Given passage.
>>>>>

This species presents adaptations to arid conditions which significantly improve its desiccation tolerance. Some of those adaptations include a thick shell and a relatively reduced aperture (see also Machin 1967), a thick epiphragm, and slow body surface heat conduction. About 90% of its shell surface reflects the visible portion of the solar spectrum, and much over 90% of the solar spectrum itself.
Sphincterochila zonata zonata also produces a new epiphragm after every period of activity (see also Yom-Tov 1971).

These snails dig themselves into the soil to depths from 1 to 5 cm while they aestivate during summer in the Negev Desert. In the vicinity of the Dead Sea, they usually either burrow to depths of up to 10 cm, or aestivate hidden under stones.

All dormant snails of this species can resist ambient temperatures up to 50 °C, but temperatures of 55 °C and above are usually lethal. The soft parts of the animal's body shelter inside the second and the third whorl of its shell, where the temperature can reach up to 50.3 °C. Temperatures of up to 56.2 °C were measured and are known to occur inside the shell's body whorl, which is mostly filled with air during aestivation.

Dormant snails experience water loss of 0.5 mg per day per snail in summer, with a very low oxygen consumption rate. For these reasons, dormant Sphincterochila zonata zonata can survive severe droughts for several years.

<<<<<

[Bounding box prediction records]
>>>>>

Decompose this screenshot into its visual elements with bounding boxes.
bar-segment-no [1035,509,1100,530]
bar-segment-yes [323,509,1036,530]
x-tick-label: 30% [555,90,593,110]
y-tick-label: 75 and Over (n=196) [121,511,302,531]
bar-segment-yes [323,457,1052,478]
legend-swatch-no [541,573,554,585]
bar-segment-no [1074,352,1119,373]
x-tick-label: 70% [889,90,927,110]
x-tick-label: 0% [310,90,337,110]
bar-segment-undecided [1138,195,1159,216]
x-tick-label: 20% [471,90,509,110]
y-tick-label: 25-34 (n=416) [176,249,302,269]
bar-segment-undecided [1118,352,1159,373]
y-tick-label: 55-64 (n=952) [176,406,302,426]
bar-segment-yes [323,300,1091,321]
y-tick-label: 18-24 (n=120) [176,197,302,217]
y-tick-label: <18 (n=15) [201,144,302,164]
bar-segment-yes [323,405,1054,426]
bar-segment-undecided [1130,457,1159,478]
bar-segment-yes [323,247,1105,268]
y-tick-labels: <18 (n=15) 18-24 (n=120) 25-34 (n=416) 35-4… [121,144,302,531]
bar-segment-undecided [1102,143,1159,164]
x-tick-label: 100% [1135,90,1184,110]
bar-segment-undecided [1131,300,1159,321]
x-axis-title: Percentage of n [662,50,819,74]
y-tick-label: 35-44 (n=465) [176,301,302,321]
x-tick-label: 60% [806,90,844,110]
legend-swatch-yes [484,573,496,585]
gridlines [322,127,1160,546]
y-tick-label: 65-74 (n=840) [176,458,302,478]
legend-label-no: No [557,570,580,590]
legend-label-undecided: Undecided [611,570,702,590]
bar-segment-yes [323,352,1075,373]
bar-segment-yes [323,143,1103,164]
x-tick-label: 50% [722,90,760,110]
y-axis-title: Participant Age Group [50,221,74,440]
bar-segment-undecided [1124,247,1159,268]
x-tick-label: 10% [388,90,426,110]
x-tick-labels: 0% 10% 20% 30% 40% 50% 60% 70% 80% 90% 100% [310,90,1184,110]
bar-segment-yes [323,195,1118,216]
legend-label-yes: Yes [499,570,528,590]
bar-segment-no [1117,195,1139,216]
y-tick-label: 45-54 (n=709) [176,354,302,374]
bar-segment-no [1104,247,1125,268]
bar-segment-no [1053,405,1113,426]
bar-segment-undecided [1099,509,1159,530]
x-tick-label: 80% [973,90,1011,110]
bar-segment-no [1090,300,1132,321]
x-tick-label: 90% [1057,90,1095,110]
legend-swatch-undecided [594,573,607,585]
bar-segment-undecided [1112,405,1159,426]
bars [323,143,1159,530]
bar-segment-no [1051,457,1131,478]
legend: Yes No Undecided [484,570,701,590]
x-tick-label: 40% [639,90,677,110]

<<<<<

Work instructions.
A – In the passage on Sphincterochila zonata zonata:
(i) To what depths do these snails dig into the soil while aestivating in the Negev Desert?
(ii) What ambient temperatures are usually lethal to dormant snails of this species?
(iii) How much water does a dormant snail lose per day in summer?
B – Can you resume the passage on Sphincterochila zonata zonata right after its final sentence?

Outputs by task.
A –
(i) From 1 to 5 cm.
(ii) 55 °C and above.
(iii) 0.5 mg per day per snail.

B –
=== Life cycle ===
Sphincterochila zonata zonata is active for a few days only after rainfall during the winter season, from November to March. At this time of the year they feed, mate, and lay eggs. Thus these snails are active for only 5-7% of the year (nearly 18 to 26 days), and aestivate during all the rest of the time.

Dormant snails are known to have survived in museum collections for up to 6 years. Schmidt-Nielsen et al. in 1971 estimated their life span according to their oxygen consumption as being nearly 8 years.

=== Feeding habits ===
Sphincterochila zonata zonata feeds on soil, especially loess mud after rains, lichens, soil algae and surface of limestone directly. It does not eat higher plants.

=== Predators ===
The known predators of Sphincterochila zonata zonata are rodents, namely the Cairo Spiny Mouse (Acomys cahirinus), Wagner's Gerbil (Dipodillus dasyurus) and the Asian Garden Dormouse (Eliomys melanurus).